--- START Supplied data ---

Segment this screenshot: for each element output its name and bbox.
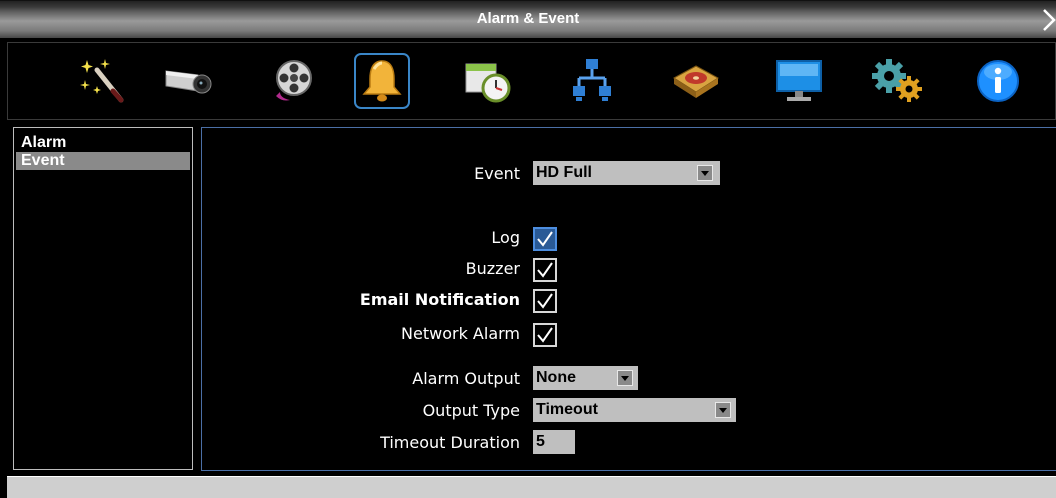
hard-disk-icon xyxy=(673,65,719,98)
log-label: Log xyxy=(491,228,520,247)
status-bar xyxy=(7,476,1056,498)
chevron-down-icon[interactable] xyxy=(697,165,713,181)
network-alarm-checkbox[interactable] xyxy=(533,323,557,347)
title-bar: Alarm & Event xyxy=(0,0,1056,38)
alarm-output-value: None xyxy=(536,369,576,386)
log-checkbox[interactable] xyxy=(533,227,557,251)
alarm-output-label: Alarm Output xyxy=(412,369,520,388)
output-type-dropdown[interactable]: Timeout xyxy=(533,398,736,422)
sidebar: Alarm Event xyxy=(13,127,193,470)
sidebar-item-alarm[interactable]: Alarm xyxy=(16,134,190,152)
gears-icon xyxy=(872,59,922,102)
playback-button[interactable] xyxy=(265,53,321,109)
info-icon xyxy=(977,60,1019,102)
sidebar-item-event[interactable]: Event xyxy=(16,152,190,170)
close-icon[interactable] xyxy=(1040,7,1056,33)
output-type-label: Output Type xyxy=(422,401,520,420)
main-menu-toolbar xyxy=(7,42,1056,120)
camera-icon xyxy=(165,70,212,94)
checkmark-icon xyxy=(537,231,553,247)
window-title: Alarm & Event xyxy=(476,10,580,27)
event-dropdown[interactable]: HD Full xyxy=(533,161,720,185)
schedule-button[interactable] xyxy=(460,53,516,109)
network-alarm-label: Network Alarm xyxy=(401,324,520,343)
display-button[interactable] xyxy=(771,53,827,109)
output-type-value: Timeout xyxy=(536,401,598,418)
chevron-down-icon[interactable] xyxy=(617,370,633,386)
network-button[interactable] xyxy=(564,53,620,109)
system-settings-button[interactable] xyxy=(870,53,926,109)
checkmark-icon xyxy=(537,293,553,309)
camera-button[interactable] xyxy=(161,53,217,109)
bell-icon xyxy=(362,60,402,102)
disk-button[interactable] xyxy=(668,53,724,109)
checkmark-icon xyxy=(537,262,553,278)
alarm-output-dropdown[interactable]: None xyxy=(533,366,638,390)
monitor-icon xyxy=(776,60,822,101)
chevron-down-icon[interactable] xyxy=(715,402,731,418)
event-label: Event xyxy=(474,164,520,183)
buzzer-label: Buzzer xyxy=(465,259,520,278)
email-notification-label: Email Notification xyxy=(359,290,520,309)
checkmark-icon xyxy=(537,327,553,343)
timeout-duration-label: Timeout Duration xyxy=(380,433,520,452)
wizard-wand-icon xyxy=(80,59,124,103)
network-icon xyxy=(573,59,611,101)
schedule-clock-icon xyxy=(465,63,511,103)
film-reel-icon xyxy=(276,60,312,101)
alarm-event-button[interactable] xyxy=(354,53,410,109)
email-notification-checkbox[interactable] xyxy=(533,289,557,313)
timeout-duration-input[interactable]: 5 xyxy=(533,430,575,454)
wizard-button[interactable] xyxy=(74,53,130,109)
buzzer-checkbox[interactable] xyxy=(533,258,557,282)
information-button[interactable] xyxy=(970,53,1026,109)
event-dropdown-value: HD Full xyxy=(536,164,592,181)
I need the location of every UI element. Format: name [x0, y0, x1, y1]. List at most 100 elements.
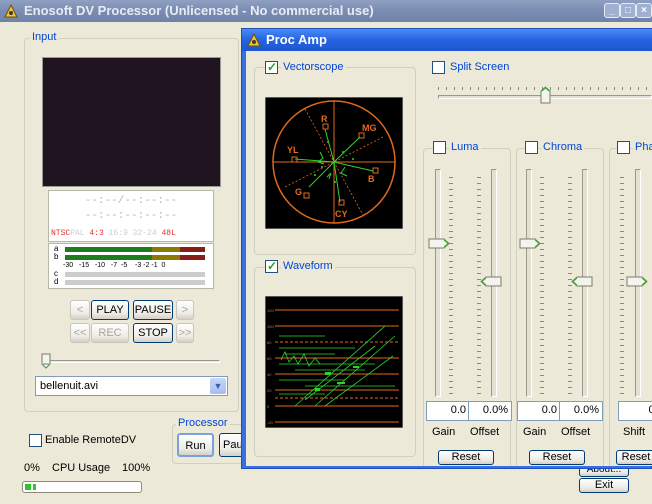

--- END Supplied data ---

## [Task to complete]
Quote the entire listing above word for word, leaving out the pictures.

## [The output]
Segment this screenshot: for each element output its name and bbox.
hard-disk-icon xyxy=(673,65,719,98)
log-label: Log xyxy=(491,228,520,247)
status-bar xyxy=(7,476,1056,498)
chevron-down-icon[interactable] xyxy=(697,165,713,181)
network-alarm-checkbox[interactable] xyxy=(533,323,557,347)
title-bar: Alarm & Event xyxy=(0,0,1056,38)
alarm-output-value: None xyxy=(536,369,576,386)
log-checkbox[interactable] xyxy=(533,227,557,251)
alarm-output-label: Alarm Output xyxy=(412,369,520,388)
output-type-dropdown[interactable]: Timeout xyxy=(533,398,736,422)
sidebar: Alarm Event xyxy=(13,127,193,470)
sidebar-item-alarm[interactable]: Alarm xyxy=(16,134,190,152)
gears-icon xyxy=(872,59,922,102)
playback-button[interactable] xyxy=(265,53,321,109)
info-icon xyxy=(977,60,1019,102)
sidebar-item-event[interactable]: Event xyxy=(16,152,190,170)
close-icon[interactable] xyxy=(1040,7,1056,33)
output-type-label: Output Type xyxy=(422,401,520,420)
main-menu-toolbar xyxy=(7,42,1056,120)
camera-icon xyxy=(165,70,212,94)
checkmark-icon xyxy=(537,231,553,247)
window-title: Alarm & Event xyxy=(476,10,580,27)
event-dropdown[interactable]: HD Full xyxy=(533,161,720,185)
schedule-button[interactable] xyxy=(460,53,516,109)
network-alarm-label: Network Alarm xyxy=(401,324,520,343)
display-button[interactable] xyxy=(771,53,827,109)
output-type-value: Timeout xyxy=(536,401,598,418)
chevron-down-icon[interactable] xyxy=(617,370,633,386)
network-button[interactable] xyxy=(564,53,620,109)
system-settings-button[interactable] xyxy=(870,53,926,109)
checkmark-icon xyxy=(537,293,553,309)
camera-button[interactable] xyxy=(161,53,217,109)
bell-icon xyxy=(362,60,402,102)
disk-button[interactable] xyxy=(668,53,724,109)
checkmark-icon xyxy=(537,262,553,278)
alarm-output-dropdown[interactable]: None xyxy=(533,366,638,390)
monitor-icon xyxy=(776,60,822,101)
chevron-down-icon[interactable] xyxy=(715,402,731,418)
event-label: Event xyxy=(474,164,520,183)
buzzer-label: Buzzer xyxy=(465,259,520,278)
email-notification-label: Email Notification xyxy=(359,290,520,309)
checkmark-icon xyxy=(537,327,553,343)
timeout-duration-label: Timeout Duration xyxy=(380,433,520,452)
wizard-wand-icon xyxy=(80,59,124,103)
network-icon xyxy=(573,59,611,101)
schedule-clock-icon xyxy=(465,63,511,103)
film-reel-icon xyxy=(276,60,312,101)
alarm-event-button[interactable] xyxy=(354,53,410,109)
email-notification-checkbox[interactable] xyxy=(533,289,557,313)
timeout-duration-input[interactable]: 5 xyxy=(533,430,575,454)
wizard-button[interactable] xyxy=(74,53,130,109)
buzzer-checkbox[interactable] xyxy=(533,258,557,282)
information-button[interactable] xyxy=(970,53,1026,109)
event-dropdown-value: HD Full xyxy=(536,164,592,181)
I need the location of every UI element. Format: name [x0, y0, x1, y1]. List at most 100 elements.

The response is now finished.